- GIVEN PROBLEM -
Your answer should be a single number: the count of lines in the material below that hold "заснованої".

- SUPPLIED RECORDS -
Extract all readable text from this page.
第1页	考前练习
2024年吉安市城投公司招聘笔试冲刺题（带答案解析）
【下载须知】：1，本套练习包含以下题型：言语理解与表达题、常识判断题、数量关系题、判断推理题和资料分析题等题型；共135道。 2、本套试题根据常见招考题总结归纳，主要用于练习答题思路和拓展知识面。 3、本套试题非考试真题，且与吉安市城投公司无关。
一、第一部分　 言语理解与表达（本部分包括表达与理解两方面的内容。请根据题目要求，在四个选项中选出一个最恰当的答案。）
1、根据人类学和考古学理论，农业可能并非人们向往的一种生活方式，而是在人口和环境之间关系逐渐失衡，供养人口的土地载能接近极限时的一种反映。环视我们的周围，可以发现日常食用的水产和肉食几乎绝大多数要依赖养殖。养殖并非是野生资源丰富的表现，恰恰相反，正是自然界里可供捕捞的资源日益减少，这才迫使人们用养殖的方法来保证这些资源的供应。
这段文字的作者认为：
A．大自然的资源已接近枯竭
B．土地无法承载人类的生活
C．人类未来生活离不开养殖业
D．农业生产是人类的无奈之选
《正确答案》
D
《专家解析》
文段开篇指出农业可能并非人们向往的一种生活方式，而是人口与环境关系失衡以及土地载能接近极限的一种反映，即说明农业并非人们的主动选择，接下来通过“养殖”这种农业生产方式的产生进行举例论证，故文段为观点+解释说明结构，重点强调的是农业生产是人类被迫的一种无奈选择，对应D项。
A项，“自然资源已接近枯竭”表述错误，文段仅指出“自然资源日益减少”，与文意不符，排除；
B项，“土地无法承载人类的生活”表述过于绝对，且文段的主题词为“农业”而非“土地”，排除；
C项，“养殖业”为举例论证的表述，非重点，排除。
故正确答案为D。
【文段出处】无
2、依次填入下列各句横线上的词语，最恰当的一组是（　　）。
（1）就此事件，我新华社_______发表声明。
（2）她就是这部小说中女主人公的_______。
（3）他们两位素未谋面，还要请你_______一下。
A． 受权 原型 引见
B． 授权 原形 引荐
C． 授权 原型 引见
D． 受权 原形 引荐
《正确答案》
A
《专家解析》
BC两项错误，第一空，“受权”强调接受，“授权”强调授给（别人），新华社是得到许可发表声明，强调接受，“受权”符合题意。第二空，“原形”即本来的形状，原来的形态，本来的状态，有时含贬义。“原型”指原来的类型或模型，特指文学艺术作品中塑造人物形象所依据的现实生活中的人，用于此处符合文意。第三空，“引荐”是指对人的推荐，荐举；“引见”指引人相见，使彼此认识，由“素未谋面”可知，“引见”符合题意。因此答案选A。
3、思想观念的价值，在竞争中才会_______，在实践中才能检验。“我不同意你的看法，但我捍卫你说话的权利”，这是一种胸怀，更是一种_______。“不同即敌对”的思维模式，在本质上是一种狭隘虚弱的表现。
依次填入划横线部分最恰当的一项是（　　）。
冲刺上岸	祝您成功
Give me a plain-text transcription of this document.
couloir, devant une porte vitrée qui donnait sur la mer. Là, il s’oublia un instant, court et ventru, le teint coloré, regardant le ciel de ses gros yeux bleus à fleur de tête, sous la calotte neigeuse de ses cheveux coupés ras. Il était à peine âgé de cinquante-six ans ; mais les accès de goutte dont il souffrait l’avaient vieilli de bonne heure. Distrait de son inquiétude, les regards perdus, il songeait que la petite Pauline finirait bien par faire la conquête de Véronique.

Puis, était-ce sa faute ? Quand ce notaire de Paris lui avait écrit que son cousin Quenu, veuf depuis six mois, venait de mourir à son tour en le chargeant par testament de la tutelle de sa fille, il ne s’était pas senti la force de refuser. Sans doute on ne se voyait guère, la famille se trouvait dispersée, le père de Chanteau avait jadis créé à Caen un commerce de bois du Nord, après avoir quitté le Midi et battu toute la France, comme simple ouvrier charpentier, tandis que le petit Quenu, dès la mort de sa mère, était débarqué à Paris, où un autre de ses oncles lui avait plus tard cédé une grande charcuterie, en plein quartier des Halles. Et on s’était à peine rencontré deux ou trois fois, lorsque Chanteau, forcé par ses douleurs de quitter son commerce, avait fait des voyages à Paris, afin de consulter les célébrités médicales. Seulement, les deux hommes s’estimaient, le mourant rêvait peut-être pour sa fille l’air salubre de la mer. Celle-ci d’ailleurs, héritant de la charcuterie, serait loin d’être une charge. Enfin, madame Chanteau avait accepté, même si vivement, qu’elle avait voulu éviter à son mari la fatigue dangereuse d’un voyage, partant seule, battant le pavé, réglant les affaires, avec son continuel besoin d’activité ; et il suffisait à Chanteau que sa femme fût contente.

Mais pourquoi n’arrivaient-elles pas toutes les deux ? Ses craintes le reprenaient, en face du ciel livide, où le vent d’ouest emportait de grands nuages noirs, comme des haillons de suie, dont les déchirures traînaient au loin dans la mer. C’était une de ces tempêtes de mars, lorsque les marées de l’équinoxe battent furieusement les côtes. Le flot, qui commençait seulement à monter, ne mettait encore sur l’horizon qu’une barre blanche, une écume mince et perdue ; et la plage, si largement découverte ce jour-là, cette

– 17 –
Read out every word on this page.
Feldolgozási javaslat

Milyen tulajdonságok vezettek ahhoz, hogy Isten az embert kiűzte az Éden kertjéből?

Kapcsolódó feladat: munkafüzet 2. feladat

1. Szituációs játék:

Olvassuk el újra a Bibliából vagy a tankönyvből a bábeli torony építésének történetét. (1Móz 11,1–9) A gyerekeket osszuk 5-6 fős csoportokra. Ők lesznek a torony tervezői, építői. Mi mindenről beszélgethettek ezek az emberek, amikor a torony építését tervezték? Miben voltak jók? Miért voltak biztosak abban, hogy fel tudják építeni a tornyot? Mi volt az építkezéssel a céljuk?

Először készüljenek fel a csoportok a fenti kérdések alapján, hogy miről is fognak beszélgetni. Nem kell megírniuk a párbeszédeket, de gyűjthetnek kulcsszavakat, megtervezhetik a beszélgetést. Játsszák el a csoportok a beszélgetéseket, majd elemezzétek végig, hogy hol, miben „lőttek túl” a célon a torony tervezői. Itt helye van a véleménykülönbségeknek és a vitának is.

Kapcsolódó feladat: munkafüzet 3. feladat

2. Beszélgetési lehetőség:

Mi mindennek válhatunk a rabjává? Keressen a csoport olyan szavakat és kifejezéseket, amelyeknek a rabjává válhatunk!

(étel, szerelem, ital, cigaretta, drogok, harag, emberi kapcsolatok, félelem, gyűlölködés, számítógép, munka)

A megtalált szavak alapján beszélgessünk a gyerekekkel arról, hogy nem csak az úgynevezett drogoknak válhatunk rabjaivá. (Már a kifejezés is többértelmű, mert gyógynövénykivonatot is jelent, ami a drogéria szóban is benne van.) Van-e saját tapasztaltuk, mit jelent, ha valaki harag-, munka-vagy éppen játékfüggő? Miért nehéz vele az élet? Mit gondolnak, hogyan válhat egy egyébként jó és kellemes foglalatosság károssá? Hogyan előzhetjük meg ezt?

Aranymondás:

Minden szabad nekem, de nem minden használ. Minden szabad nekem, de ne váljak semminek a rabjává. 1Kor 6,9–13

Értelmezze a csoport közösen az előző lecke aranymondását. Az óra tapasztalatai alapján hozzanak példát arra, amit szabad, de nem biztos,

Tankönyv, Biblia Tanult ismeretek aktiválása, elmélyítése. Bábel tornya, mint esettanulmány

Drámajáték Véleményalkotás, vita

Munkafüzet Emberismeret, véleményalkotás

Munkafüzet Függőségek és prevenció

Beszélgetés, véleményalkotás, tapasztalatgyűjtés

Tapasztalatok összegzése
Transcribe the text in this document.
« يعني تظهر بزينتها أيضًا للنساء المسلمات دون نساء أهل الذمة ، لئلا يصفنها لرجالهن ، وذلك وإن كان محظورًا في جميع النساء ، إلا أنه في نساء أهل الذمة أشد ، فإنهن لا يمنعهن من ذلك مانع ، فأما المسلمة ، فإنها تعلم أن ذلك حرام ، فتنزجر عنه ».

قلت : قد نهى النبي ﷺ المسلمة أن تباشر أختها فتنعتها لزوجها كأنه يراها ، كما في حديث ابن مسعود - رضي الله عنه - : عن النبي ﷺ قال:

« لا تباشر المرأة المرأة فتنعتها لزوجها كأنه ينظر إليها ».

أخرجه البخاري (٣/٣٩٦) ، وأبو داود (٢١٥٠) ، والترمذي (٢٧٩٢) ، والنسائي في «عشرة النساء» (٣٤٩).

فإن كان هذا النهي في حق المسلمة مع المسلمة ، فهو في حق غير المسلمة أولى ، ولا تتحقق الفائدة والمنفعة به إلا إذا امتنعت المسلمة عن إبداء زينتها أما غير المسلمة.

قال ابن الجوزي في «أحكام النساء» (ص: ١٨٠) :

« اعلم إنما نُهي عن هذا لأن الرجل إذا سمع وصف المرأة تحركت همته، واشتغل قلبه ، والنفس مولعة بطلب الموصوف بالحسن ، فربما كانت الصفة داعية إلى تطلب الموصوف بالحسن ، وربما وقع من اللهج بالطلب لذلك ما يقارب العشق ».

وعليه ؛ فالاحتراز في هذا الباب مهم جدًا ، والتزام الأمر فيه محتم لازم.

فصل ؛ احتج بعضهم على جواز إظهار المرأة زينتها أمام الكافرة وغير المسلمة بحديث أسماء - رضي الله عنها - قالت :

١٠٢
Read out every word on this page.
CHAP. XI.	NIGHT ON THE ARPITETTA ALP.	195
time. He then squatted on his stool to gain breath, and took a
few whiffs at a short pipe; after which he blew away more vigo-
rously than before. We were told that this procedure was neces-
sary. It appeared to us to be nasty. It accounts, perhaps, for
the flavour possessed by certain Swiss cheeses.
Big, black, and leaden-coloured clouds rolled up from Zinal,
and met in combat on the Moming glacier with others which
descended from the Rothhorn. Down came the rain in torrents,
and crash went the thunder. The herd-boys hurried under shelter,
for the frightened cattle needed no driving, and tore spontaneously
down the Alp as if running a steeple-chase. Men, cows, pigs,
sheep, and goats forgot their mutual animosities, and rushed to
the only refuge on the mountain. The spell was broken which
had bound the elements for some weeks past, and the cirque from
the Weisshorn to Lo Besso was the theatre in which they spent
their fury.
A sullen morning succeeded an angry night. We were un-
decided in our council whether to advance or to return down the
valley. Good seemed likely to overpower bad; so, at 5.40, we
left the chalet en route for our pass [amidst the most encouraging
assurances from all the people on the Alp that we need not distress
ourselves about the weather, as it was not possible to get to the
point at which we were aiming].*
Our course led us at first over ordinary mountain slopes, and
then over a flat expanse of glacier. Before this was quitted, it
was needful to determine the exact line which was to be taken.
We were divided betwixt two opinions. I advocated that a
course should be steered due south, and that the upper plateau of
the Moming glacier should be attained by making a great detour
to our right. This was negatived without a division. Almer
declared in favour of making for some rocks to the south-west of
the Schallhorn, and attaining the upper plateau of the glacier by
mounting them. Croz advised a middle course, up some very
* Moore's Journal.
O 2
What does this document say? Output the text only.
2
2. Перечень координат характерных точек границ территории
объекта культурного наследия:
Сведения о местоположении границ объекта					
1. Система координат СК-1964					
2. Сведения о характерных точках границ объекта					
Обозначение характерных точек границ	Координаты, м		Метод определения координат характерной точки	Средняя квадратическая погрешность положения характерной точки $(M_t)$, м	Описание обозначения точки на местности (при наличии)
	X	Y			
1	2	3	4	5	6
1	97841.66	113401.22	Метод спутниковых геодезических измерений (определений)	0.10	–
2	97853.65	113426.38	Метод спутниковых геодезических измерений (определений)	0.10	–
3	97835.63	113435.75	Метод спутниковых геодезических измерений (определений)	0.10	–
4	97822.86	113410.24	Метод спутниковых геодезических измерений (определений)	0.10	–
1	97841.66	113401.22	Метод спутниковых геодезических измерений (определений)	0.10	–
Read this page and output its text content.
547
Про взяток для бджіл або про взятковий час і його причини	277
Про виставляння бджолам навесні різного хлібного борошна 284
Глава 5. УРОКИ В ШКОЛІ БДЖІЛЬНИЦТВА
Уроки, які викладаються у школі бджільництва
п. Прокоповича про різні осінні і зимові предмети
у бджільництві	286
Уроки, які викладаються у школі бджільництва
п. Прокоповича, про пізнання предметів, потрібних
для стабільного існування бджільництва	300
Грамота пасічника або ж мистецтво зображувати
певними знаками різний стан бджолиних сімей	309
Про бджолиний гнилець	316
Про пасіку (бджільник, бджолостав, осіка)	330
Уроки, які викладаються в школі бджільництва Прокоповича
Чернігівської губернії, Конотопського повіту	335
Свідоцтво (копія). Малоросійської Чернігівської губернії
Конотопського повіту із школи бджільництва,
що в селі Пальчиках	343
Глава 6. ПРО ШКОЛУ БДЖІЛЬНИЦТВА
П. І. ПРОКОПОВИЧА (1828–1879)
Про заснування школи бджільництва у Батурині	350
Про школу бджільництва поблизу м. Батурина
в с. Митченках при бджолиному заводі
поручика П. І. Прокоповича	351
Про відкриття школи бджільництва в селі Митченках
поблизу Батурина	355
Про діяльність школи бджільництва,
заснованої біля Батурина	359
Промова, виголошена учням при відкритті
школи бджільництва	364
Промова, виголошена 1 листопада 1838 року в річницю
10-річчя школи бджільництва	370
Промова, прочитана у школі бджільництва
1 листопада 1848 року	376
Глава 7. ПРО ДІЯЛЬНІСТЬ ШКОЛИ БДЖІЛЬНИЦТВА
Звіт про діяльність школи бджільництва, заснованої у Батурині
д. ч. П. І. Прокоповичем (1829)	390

- EXPECTED ANSWER -
2